(Extracts from a graphics dataset)
===

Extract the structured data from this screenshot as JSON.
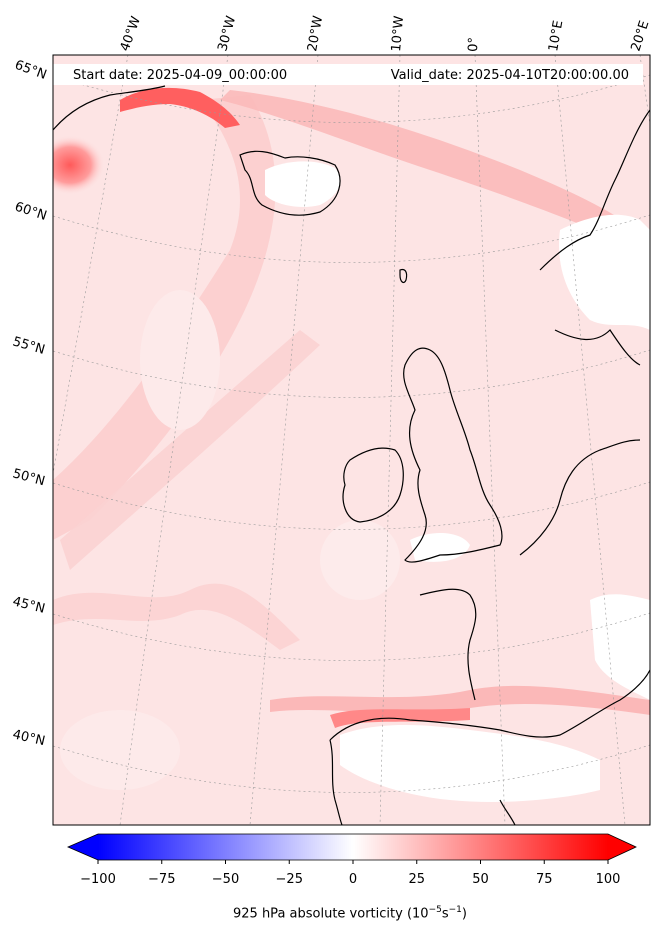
{
  "header": {
    "start_label": "Start date: 2025-04-09_00:00:00",
    "valid_label": "Valid_date: 2025-04-10T20:00:00.00"
  },
  "longitude_labels": [
    "40°W",
    "30°W",
    "20°W",
    "10°W",
    "0°",
    "10°E",
    "20°E"
  ],
  "latitude_labels": [
    "65°N",
    "60°N",
    "55°N",
    "50°N",
    "45°N",
    "40°N"
  ],
  "colorbar": {
    "ticks": [
      "−100",
      "−75",
      "−50",
      "−25",
      "0",
      "25",
      "50",
      "75",
      "100"
    ],
    "min": -100,
    "max": 100,
    "low_color": "#0000ff",
    "mid_color": "#ffffff",
    "high_color": "#ff0000",
    "title": "925 hPa absolute vorticity (10",
    "title_exp1": "−5",
    "title_mid": "s",
    "title_exp2": "−1",
    "title_end": ")"
  },
  "colors": {
    "field_base": "#fde6e6",
    "coast": "#000000",
    "land_white": "#ffffff"
  }
}
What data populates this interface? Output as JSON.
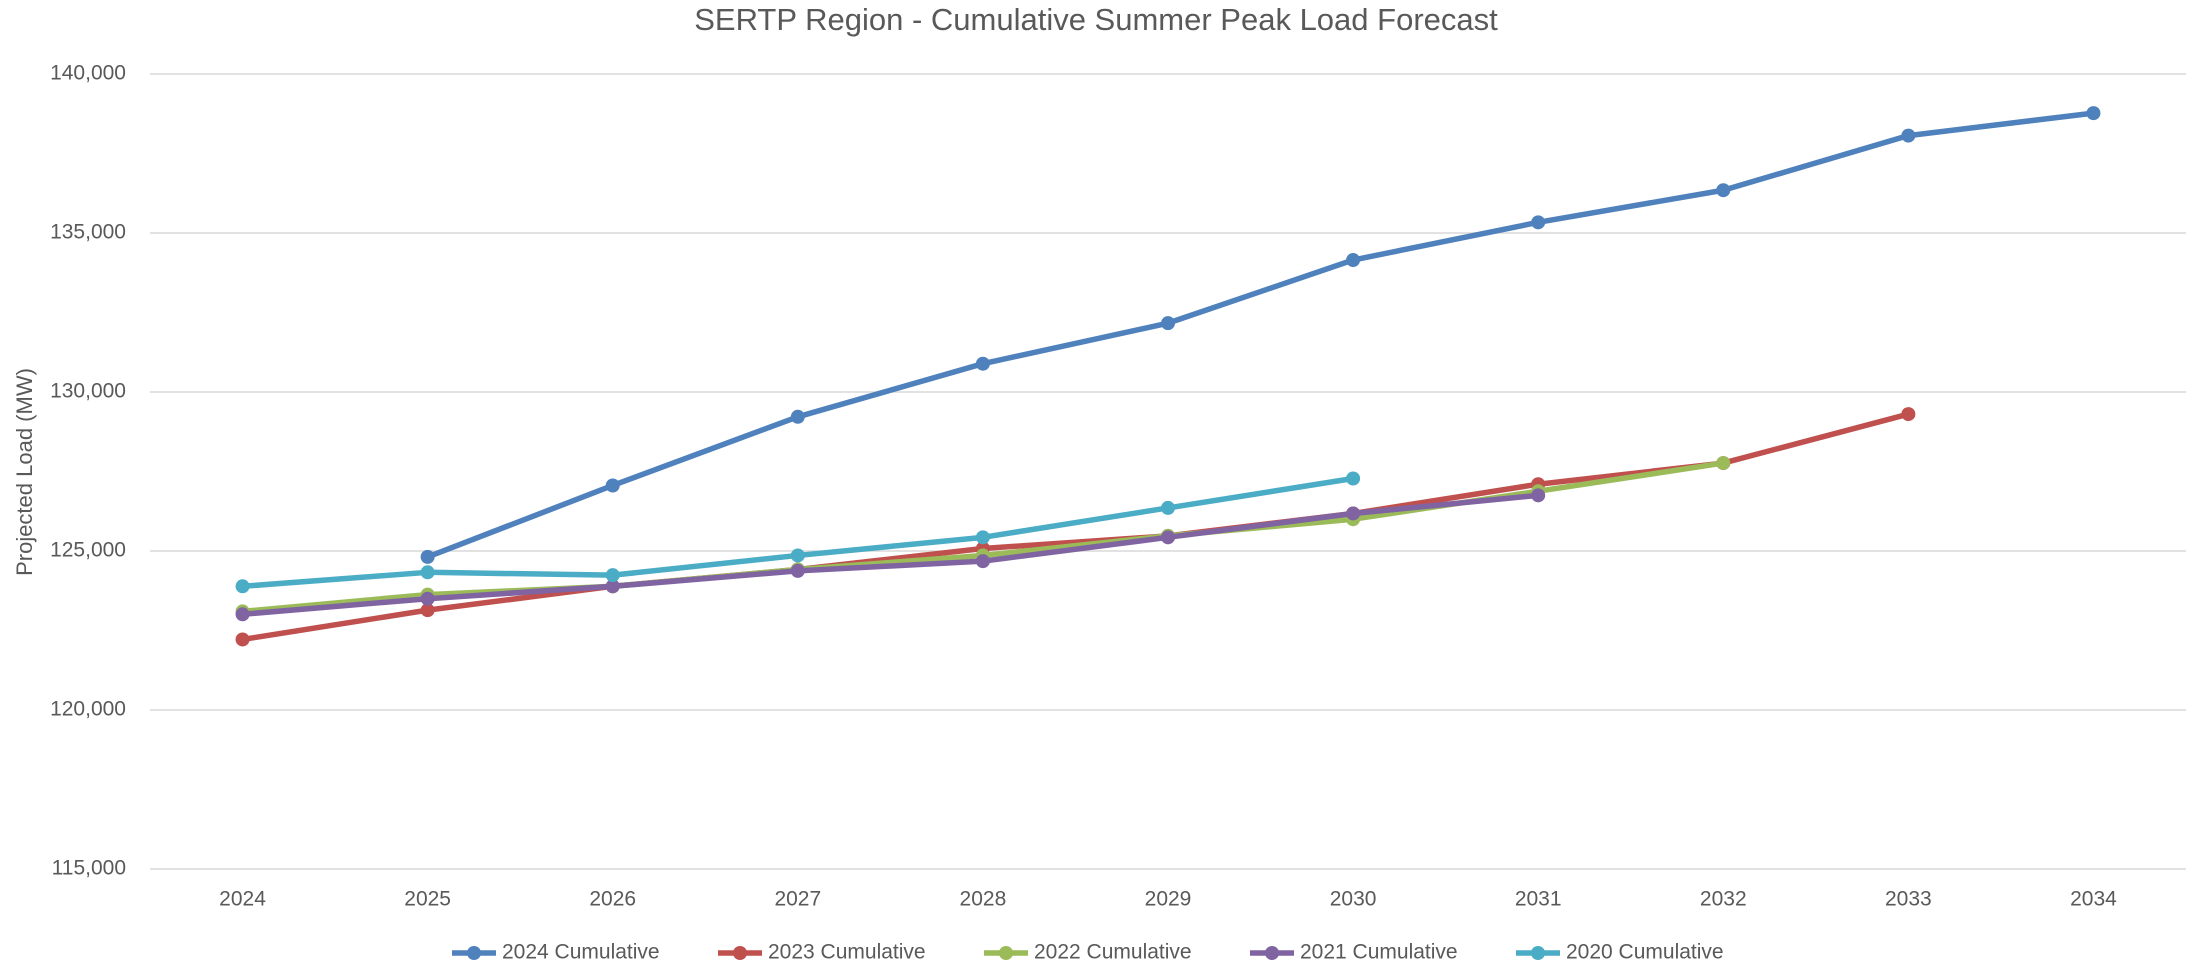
{
  "chart_data": {
    "type": "line",
    "title": "SERTP Region - Cumulative Summer Peak Load Forecast",
    "y_label": "Projected Load (MW)",
    "categories": [
      "2024",
      "2025",
      "2026",
      "2027",
      "2028",
      "2029",
      "2030",
      "2031",
      "2032",
      "2033",
      "2034"
    ],
    "series": [
      {
        "name": "2024 Cumulative",
        "color": "#4f81bd",
        "values": [
          null,
          124815,
          127060,
          129220,
          130890,
          132165,
          134150,
          135335,
          136345,
          138063,
          138770
        ]
      },
      {
        "name": "2023 Cumulative",
        "color": "#c0504d",
        "values": [
          122218,
          123140,
          123890,
          124420,
          125080,
          125475,
          126180,
          127100,
          127765,
          129305,
          null
        ]
      },
      {
        "name": "2022 Cumulative",
        "color": "#9bbb59",
        "values": [
          123100,
          123630,
          123890,
          124420,
          124860,
          125475,
          126000,
          126880,
          127765,
          null,
          null
        ]
      },
      {
        "name": "2021 Cumulative",
        "color": "#8064a2",
        "values": [
          123010,
          123500,
          123890,
          124375,
          124680,
          125430,
          126180,
          126750,
          null,
          null,
          null
        ]
      },
      {
        "name": "2020 Cumulative",
        "color": "#4bacc6",
        "values": [
          123890,
          124330,
          124240,
          124860,
          125430,
          126355,
          127280,
          null,
          null,
          null,
          null
        ]
      }
    ],
    "ylim": [
      115000,
      140000
    ],
    "yticks": [
      {
        "value": 115000,
        "label": "115,000"
      },
      {
        "value": 120000,
        "label": "120,000"
      },
      {
        "value": 125000,
        "label": "125,000"
      },
      {
        "value": 130000,
        "label": "130,000"
      },
      {
        "value": 135000,
        "label": "135,000"
      },
      {
        "value": 140000,
        "label": "140,000"
      }
    ],
    "grid": true,
    "legend": "bottom"
  }
}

===

Select, from the listing, all lines that include the word "name".

        "name": "2024 Cumulative",
        "name": "2023 Cumulative",
        "name": "2022 Cumulative",
        "name": "2021 Cumulative",
        "name": "2020 Cumulative",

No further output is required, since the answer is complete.